_Your goal_. From the Excel SUMIFS passage below, reproduce word for word the section that opens with the words containing "The INDEX/MATCH functions will" and closes with "data header labels.".

_Passage to read_.
####

So, to summarize our objectives:

  • Use consistent formulas
  • Aggregate multiple rows
  • Accommodate column order differences between the data and report

We can meet our objectives by nesting the INDEX and MATCH functions inside of our SUMIFS function to dynamically select the proper sum column. Let’s unpack the formula step by step.

Formula

The first argument of the SUMIFS function is the column of numbers to add. When populating our report’s first column, the column to add is the table’s amount column tbl_inv[Amount]. Our formula would be something like this:

=SUMIFS(tbl_inv[Amount],tbl_inv[CustID],$B8)

However, when populating the next report column, the column of numbers to add is the table’s tax column tbl_inv[Tax]. Our formula would be something like this:

=SUMIFS(tbl_inv[Tax],tbl_inv[CustID],$B8)

Since the first function argument needs to be different for each report column, we are forced to write unique formulas for each column. This does not fall in line with our formula consistency objective. So, the question is, how do we express the first SUMIFS argument so it is dynamic?

One approach is to use the INDEX/MATCH functions. If you are not familiar with the INDEX/MATCH functions, please feel free to check out How to Return a Value Left of VLOOKUP’s Lookup Column for more information. In that blog post, we discussed how the INDEX function returns a cell value, but, it does much more than that.

The INDEX function can actually return a cell value or a range reference. Microsoft describes the function as having two “forms”, the array form and the reference form. It is a fancy way to say that the function can return either a cell value (array form) or a range reference (reference form). We’ll ask the function to return a range reference that can be used as the first SUMIFS argument.

When we are done, the first argument of the SUMIFS function will be dynamic, and it will use INDEX to return a range reference and MATCH to dynamically figure out which column. It will look a little something like this:

=SUMIFS(INDEX(MATCH(...)), tbl_inv[CustID],$B8)

The INDEX/MATCH functions will provide the SUMIFS function with the column of numbers to add. The basic idea is that we will ask the INDEX function to return a reference and we will ask the MATCH function to tell the INDEX function which column to refer to based on the header value. MATCH will look for our report column header, such as Amount, in the table’s header row. The assumption here is that the report header labels match the data header labels.

Since the MATCH function returns the relative position number of a list item, we ask it to tell us the column number of the matching report label. For example, the Amount column is the 6th column, so, it would return 6 to the INDEX function. INDEX uses this information to return the Amount column reference to the SUMIFS function. SUMIFS uses this reference as the column of numbers to add.

Since there are several moving parts, we’ll just ease into this formula. First, let’s replace the first argument of the SUMIFS function with an INDEX function. The resulting formula looks like this:

=SUMIFS(INDEX(tbl_inv,,6),tbl_inv[CustID],$B8)

####

_Material_.
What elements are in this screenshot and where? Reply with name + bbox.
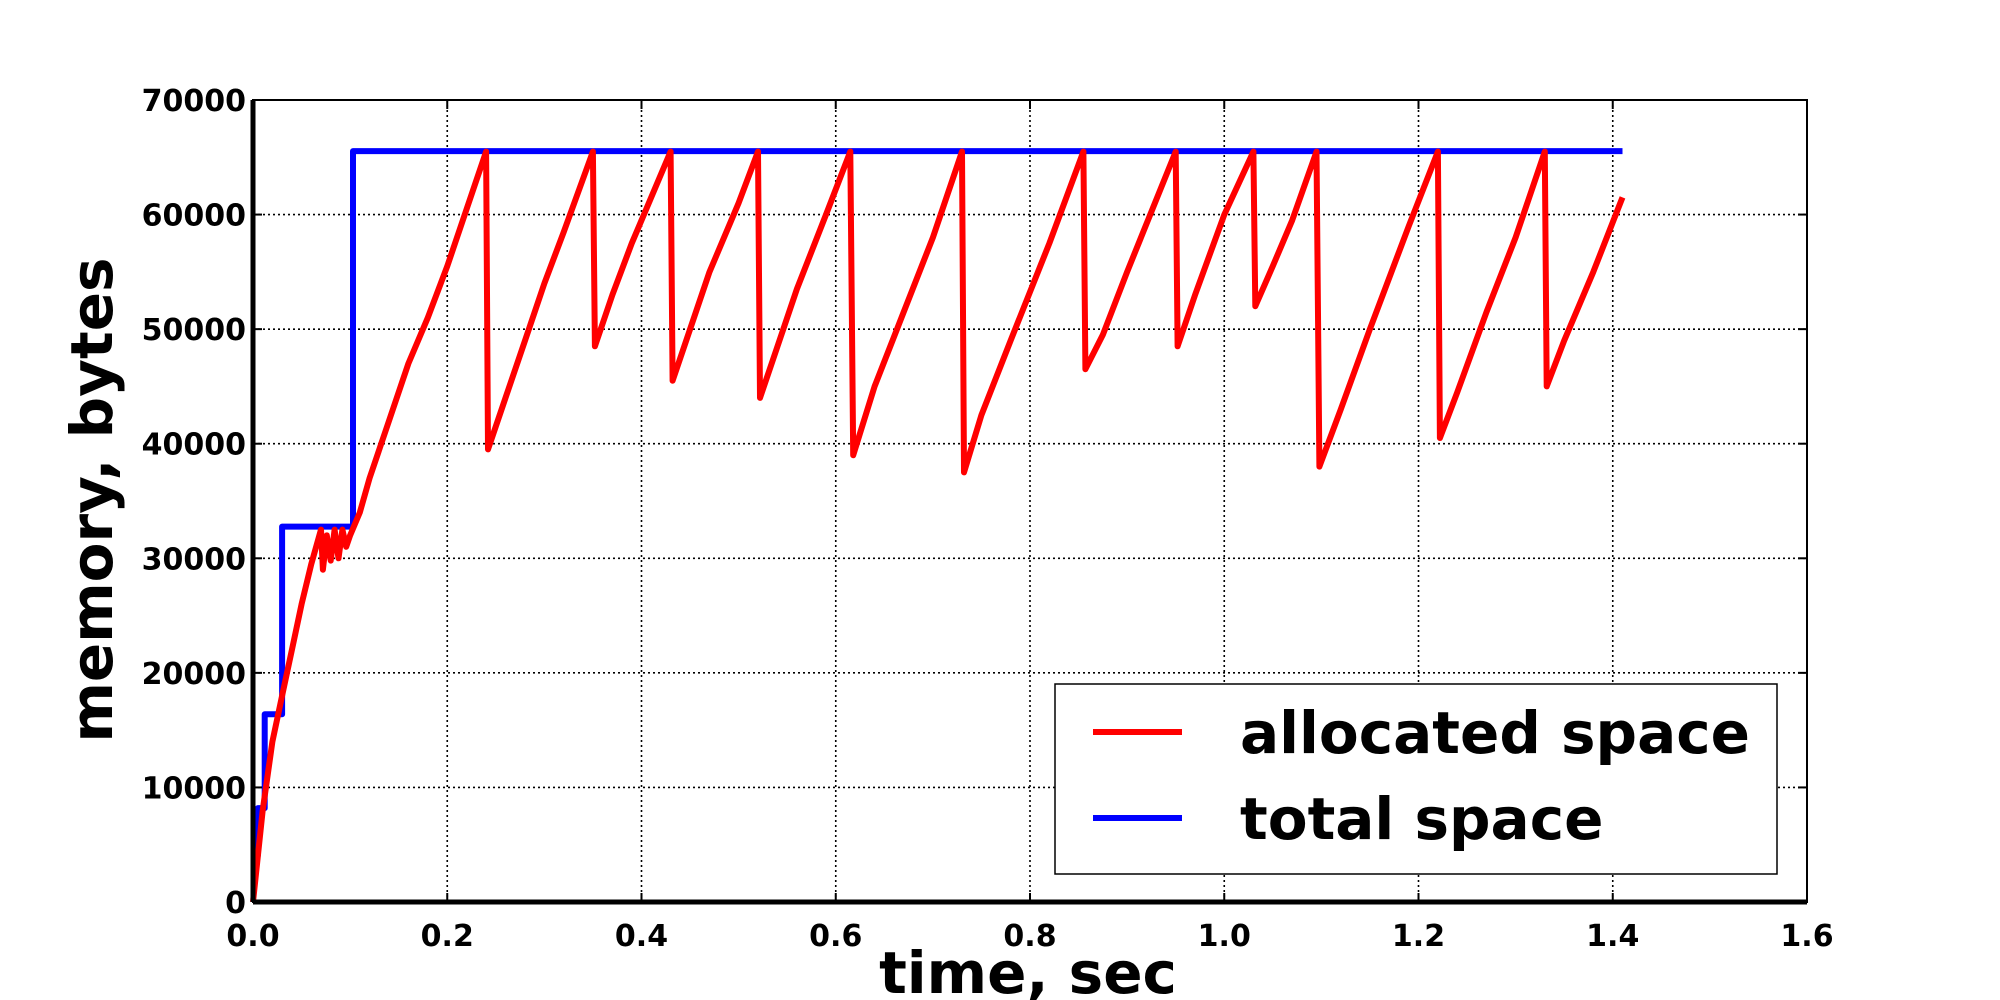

####

_Response_.
The INDEX/MATCH functions will provide the SUMIFS function with the column of numbers to add. The basic idea is that we will ask the INDEX function to return a reference and we will ask the MATCH function to tell the INDEX function which column to refer to based on the header value. MATCH will look for our report column header, such as Amount, in the table’s header row. The assumption here is that the report header labels match the data header labels.